TASK DESCRIPTION
Set down all of the data that follows word for word, without the images.

* * *

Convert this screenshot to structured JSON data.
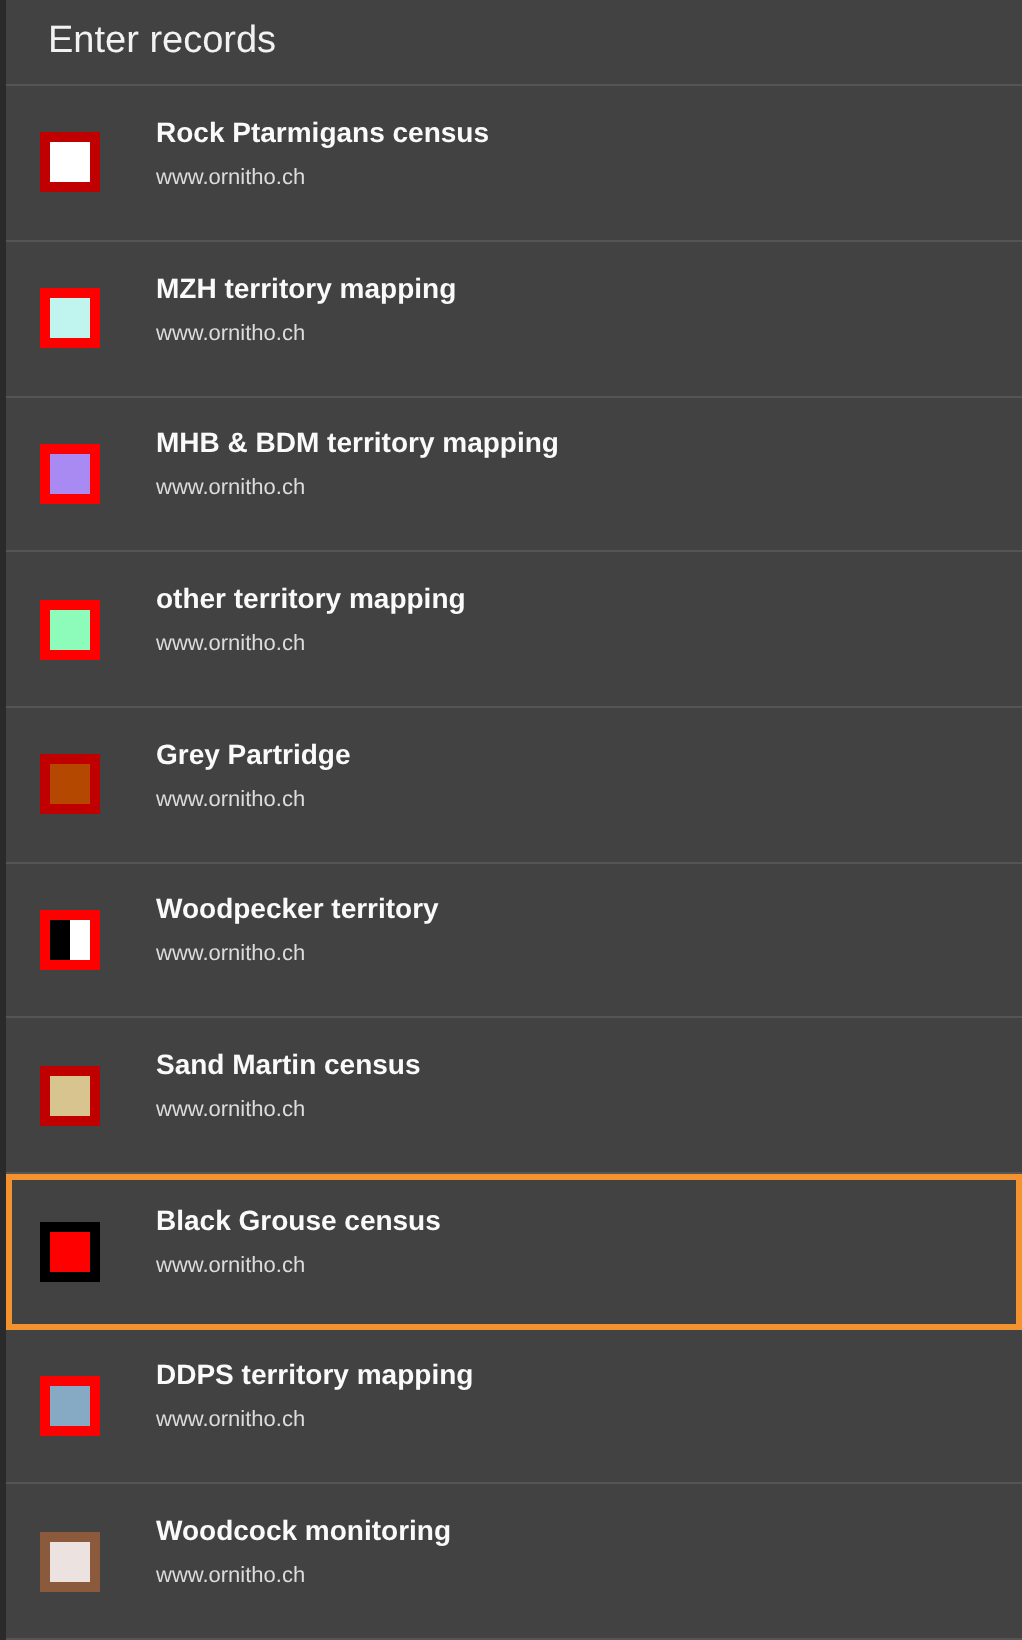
{
  "header": {
    "title": "Enter records"
  },
  "items": [
    {
      "title": "Rock Ptarmigans census",
      "url": "www.ornitho.ch",
      "selected": false,
      "kind": "solid",
      "color": "#c00000",
      "fills": [
        {
          "color": "#ffffff"
        }
      ]
    },
    {
      "title": "MZH territory mapping",
      "url": "www.ornitho.ch",
      "selected": false,
      "kind": "solid",
      "color": "#ff0000",
      "fills": [
        {
          "color": "#c0f4ee"
        }
      ]
    },
    {
      "title": "MHB & BDM territory mapping",
      "url": "www.ornitho.ch",
      "selected": false,
      "kind": "solid",
      "color": "#ff0000",
      "fills": [
        {
          "color": "#a98af2"
        }
      ]
    },
    {
      "title": "other territory mapping",
      "url": "www.ornitho.ch",
      "selected": false,
      "kind": "solid",
      "color": "#ff0000",
      "fills": [
        {
          "color": "#8dfcbb"
        }
      ]
    },
    {
      "title": "Grey Partridge",
      "url": "www.ornitho.ch",
      "selected": false,
      "kind": "solid",
      "color": "#c00000",
      "fills": [
        {
          "color": "#b54800"
        }
      ]
    },
    {
      "title": "Woodpecker territory",
      "url": "www.ornitho.ch",
      "selected": false,
      "kind": "split",
      "color": "#ff0000",
      "fills": [
        {
          "color": "#000000"
        },
        {
          "color": "#ffffff"
        }
      ]
    },
    {
      "title": "Sand Martin census",
      "url": "www.ornitho.ch",
      "selected": false,
      "kind": "solid",
      "color": "#c00000",
      "fills": [
        {
          "color": "#d8c48e"
        }
      ]
    },
    {
      "title": "Black Grouse census",
      "url": "www.ornitho.ch",
      "selected": true,
      "kind": "solid",
      "color": "#000000",
      "fills": [
        {
          "color": "#ff0000"
        }
      ]
    },
    {
      "title": "DDPS territory mapping",
      "url": "www.ornitho.ch",
      "selected": false,
      "kind": "solid",
      "color": "#ff0000",
      "fills": [
        {
          "color": "#86a9c4"
        }
      ]
    },
    {
      "title": "Woodcock monitoring",
      "url": "www.ornitho.ch",
      "selected": false,
      "kind": "solid",
      "color": "#8b5a3c",
      "fills": [
        {
          "color": "#ece2df"
        }
      ]
    }
  ]
}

* * *

FULL RESPONSE
Convert this screenshot to structured JSON data.
{
  "header": {
    "title": "Enter records"
  },
  "items": [
    {
      "title": "Rock Ptarmigans census",
      "url": "www.ornitho.ch",
      "selected": false,
      "kind": "solid",
      "color": "#c00000",
      "fills": [
        {
          "color": "#ffffff"
        }
      ]
    },
    {
      "title": "MZH territory mapping",
      "url": "www.ornitho.ch",
      "selected": false,
      "kind": "solid",
      "color": "#ff0000",
      "fills": [
        {
          "color": "#c0f4ee"
        }
      ]
    },
    {
      "title": "MHB & BDM territory mapping",
      "url": "www.ornitho.ch",
      "selected": false,
      "kind": "solid",
      "color": "#ff0000",
      "fills": [
        {
          "color": "#a98af2"
        }
      ]
    },
    {
      "title": "other territory mapping",
      "url": "www.ornitho.ch",
      "selected": false,
      "kind": "solid",
      "color": "#ff0000",
      "fills": [
        {
          "color": "#8dfcbb"
        }
      ]
    },
    {
      "title": "Grey Partridge",
      "url": "www.ornitho.ch",
      "selected": false,
      "kind": "solid",
      "color": "#c00000",
      "fills": [
        {
          "color": "#b54800"
        }
      ]
    },
    {
      "title": "Woodpecker territory",
      "url": "www.ornitho.ch",
      "selected": false,
      "kind": "split",
      "color": "#ff0000",
      "fills": [
        {
          "color": "#000000"
        },
        {
          "color": "#ffffff"
        }
      ]
    },
    {
      "title": "Sand Martin census",
      "url": "www.ornitho.ch",
      "selected": false,
      "kind": "solid",
      "color": "#c00000",
      "fills": [
        {
          "color": "#d8c48e"
        }
      ]
    },
    {
      "title": "Black Grouse census",
      "url": "www.ornitho.ch",
      "selected": true,
      "kind": "solid",
      "color": "#000000",
      "fills": [
        {
          "color": "#ff0000"
        }
      ]
    },
    {
      "title": "DDPS territory mapping",
      "url": "www.ornitho.ch",
      "selected": false,
      "kind": "solid",
      "color": "#ff0000",
      "fills": [
        {
          "color": "#86a9c4"
        }
      ]
    },
    {
      "title": "Woodcock monitoring",
      "url": "www.ornitho.ch",
      "selected": false,
      "kind": "solid",
      "color": "#8b5a3c",
      "fills": [
        {
          "color": "#ece2df"
        }
      ]
    }
  ]
}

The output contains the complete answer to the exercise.